> _REQUIREMENTS_
Transcribe the listing below word for word.

> _DATA SHOWN_
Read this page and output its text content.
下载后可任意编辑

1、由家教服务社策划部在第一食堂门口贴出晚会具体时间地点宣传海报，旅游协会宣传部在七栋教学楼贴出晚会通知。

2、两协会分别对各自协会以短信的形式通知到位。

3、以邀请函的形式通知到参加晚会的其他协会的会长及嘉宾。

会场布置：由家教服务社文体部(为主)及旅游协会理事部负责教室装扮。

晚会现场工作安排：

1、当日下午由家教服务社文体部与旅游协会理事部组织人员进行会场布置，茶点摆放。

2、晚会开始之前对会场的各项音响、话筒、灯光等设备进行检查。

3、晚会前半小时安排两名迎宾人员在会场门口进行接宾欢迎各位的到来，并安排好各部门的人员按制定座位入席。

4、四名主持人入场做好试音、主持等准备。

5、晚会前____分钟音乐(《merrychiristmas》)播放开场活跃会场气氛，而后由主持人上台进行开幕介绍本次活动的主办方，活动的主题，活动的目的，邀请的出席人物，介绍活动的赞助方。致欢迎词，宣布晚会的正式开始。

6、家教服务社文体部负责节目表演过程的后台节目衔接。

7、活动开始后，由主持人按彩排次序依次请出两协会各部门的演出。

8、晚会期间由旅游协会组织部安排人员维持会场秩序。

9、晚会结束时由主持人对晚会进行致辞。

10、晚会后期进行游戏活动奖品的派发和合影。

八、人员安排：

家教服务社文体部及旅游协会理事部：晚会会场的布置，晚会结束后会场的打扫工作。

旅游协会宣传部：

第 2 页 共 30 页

> _RESULT FOR THIS EXERCISE_
Read this page and output its text content.
下载后可任意编辑

1、由家教服务社策划部在第一食堂门口贴出晚会具体时间地点宣传海报，旅游协会宣传部在七栋教学楼贴出晚会通知。

2、两协会分别对各自协会以短信的形式通知到位。

3、以邀请函的形式通知到参加晚会的其他协会的会长及嘉宾。

会场布置：由家教服务社文体部(为主)及旅游协会理事部负责教室装扮。

晚会现场工作安排：

1、当日下午由家教服务社文体部与旅游协会理事部组织人员进行会场布置，茶点摆放。

2、晚会开始之前对会场的各项音响、话筒、灯光等设备进行检查。

3、晚会前半小时安排两名迎宾人员在会场门口进行接宾欢迎各位的到来，并安排好各部门的人员按制定座位入席。

4、四名主持人入场做好试音、主持等准备。

5、晚会前____分钟音乐(《merrychiristmas》)播放开场活跃会场气氛，而后由主持人上台进行开幕介绍本次活动的主办方，活动的主题，活动的目的，邀请的出席人物，介绍活动的赞助方。致欢迎词，宣布晚会的正式开始。

6、家教服务社文体部负责节目表演过程的后台节目衔接。

7、活动开始后，由主持人按彩排次序依次请出两协会各部门的演出。

8、晚会期间由旅游协会组织部安排人员维持会场秩序。

9、晚会结束时由主持人对晚会进行致辞。

10、晚会后期进行游戏活动奖品的派发和合影。

八、人员安排：

家教服务社文体部及旅游协会理事部：晚会会场的布置，晚会结束后会场的打扫工作。

旅游协会宣传部：

第 2 页 共 30 页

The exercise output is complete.